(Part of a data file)
==============================

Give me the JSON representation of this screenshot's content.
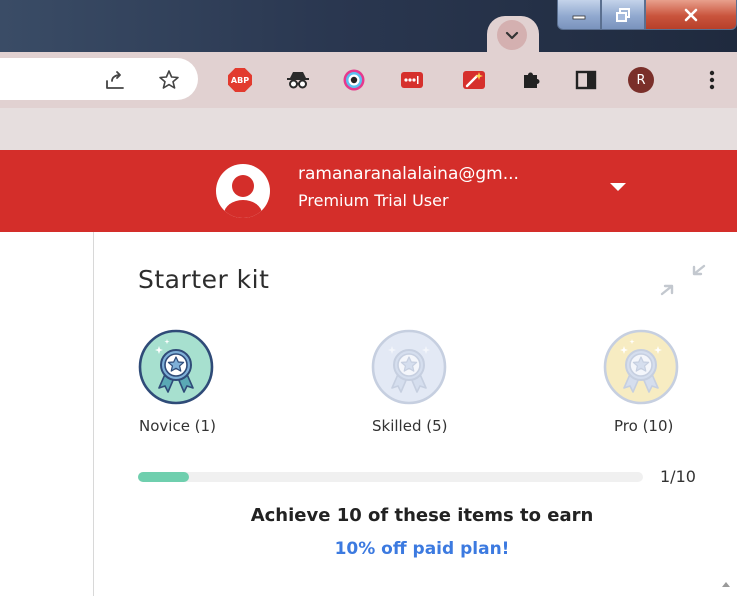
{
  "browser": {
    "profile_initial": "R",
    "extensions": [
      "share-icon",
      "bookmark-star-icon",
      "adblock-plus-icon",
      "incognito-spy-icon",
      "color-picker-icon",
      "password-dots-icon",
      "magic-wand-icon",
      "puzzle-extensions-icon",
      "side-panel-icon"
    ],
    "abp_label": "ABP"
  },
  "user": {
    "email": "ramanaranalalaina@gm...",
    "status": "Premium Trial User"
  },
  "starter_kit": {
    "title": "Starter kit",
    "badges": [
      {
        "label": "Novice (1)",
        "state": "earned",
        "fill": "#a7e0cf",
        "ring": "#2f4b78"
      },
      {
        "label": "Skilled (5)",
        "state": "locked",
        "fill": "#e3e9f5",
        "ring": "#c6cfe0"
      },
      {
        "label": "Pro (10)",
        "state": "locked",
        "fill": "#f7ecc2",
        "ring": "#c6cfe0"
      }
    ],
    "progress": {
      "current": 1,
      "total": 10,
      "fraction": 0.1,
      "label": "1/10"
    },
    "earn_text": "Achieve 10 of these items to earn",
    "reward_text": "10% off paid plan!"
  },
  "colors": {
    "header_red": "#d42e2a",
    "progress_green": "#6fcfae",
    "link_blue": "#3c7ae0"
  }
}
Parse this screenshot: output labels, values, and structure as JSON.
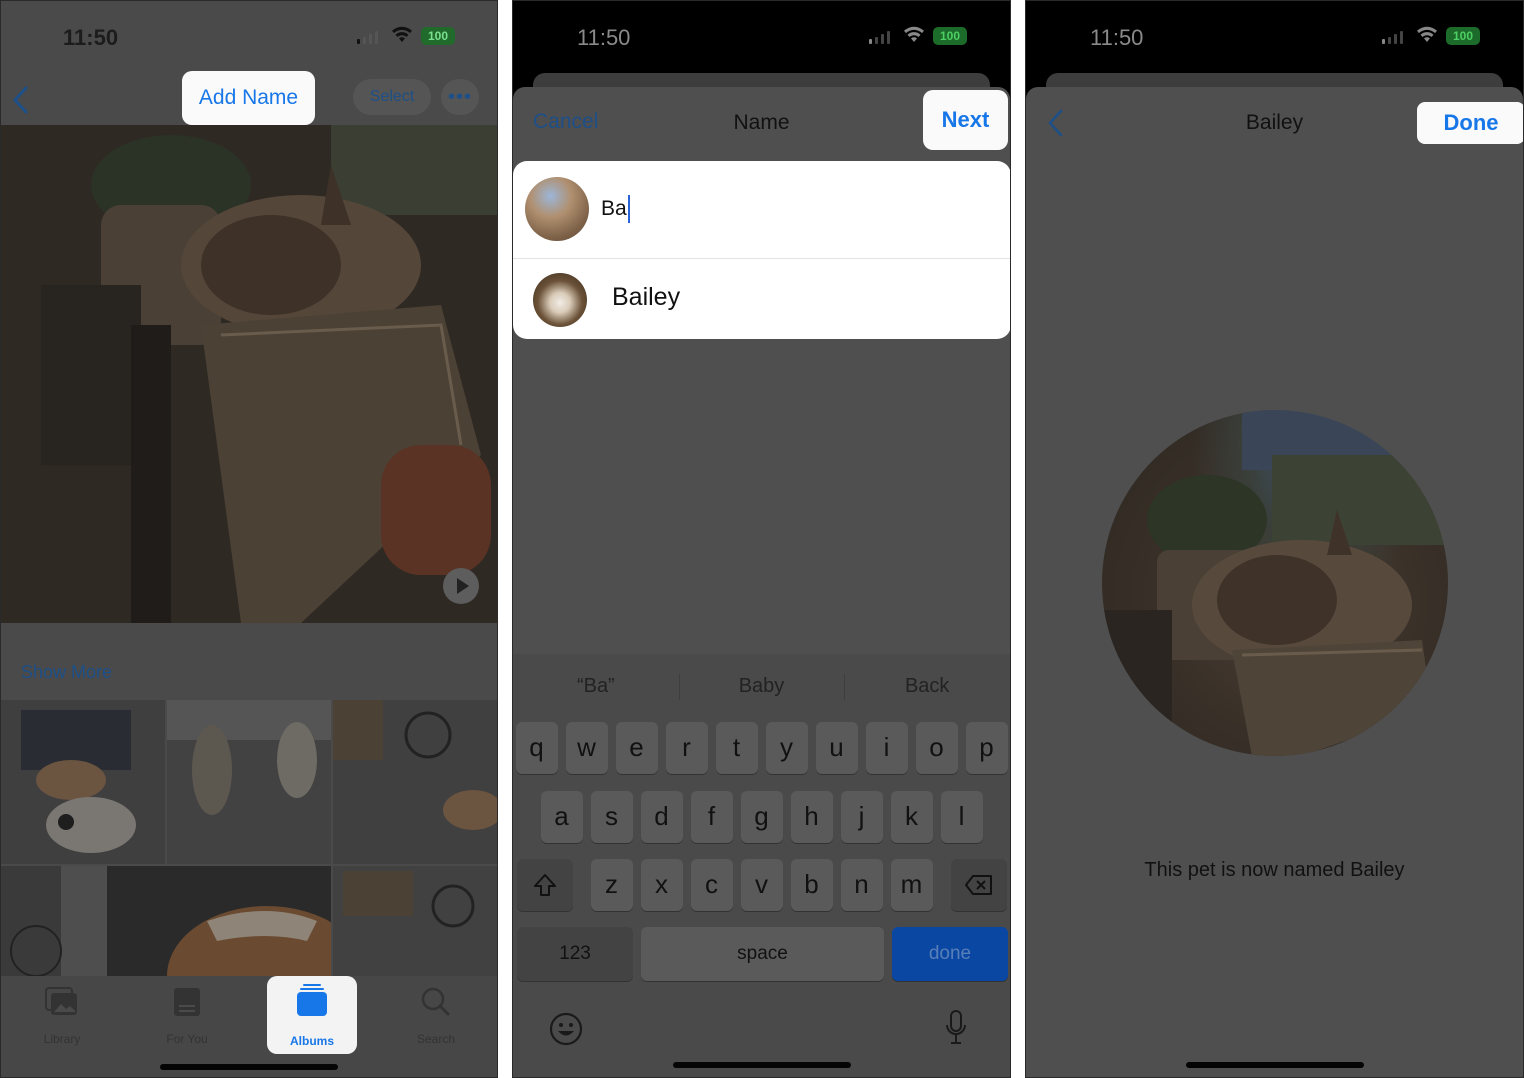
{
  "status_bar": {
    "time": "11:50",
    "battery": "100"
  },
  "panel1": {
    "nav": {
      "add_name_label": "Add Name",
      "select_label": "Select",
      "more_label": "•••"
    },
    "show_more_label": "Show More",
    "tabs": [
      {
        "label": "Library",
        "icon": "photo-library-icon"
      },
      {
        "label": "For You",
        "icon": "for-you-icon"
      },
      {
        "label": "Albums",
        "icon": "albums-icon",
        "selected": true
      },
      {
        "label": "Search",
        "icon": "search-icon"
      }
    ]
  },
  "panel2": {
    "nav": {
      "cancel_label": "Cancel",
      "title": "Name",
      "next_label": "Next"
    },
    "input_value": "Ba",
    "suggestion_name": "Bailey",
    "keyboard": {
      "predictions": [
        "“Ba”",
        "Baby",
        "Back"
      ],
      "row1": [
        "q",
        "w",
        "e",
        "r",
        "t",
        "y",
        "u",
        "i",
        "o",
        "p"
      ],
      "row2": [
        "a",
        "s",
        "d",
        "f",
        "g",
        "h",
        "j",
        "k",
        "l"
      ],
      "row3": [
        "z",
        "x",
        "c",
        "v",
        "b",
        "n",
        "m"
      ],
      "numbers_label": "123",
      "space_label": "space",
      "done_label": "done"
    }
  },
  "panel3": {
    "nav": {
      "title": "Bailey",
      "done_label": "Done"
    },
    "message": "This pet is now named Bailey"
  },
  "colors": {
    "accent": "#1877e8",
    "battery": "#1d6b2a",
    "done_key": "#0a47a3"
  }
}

==============================

> _Problem_:
Write out every line of the data that holds the word "Bailey".

> _Solution to this problem_:
    "suggestion_name": "Bailey",
      "title": "Bailey",
    "message": "This pet is now named Bailey"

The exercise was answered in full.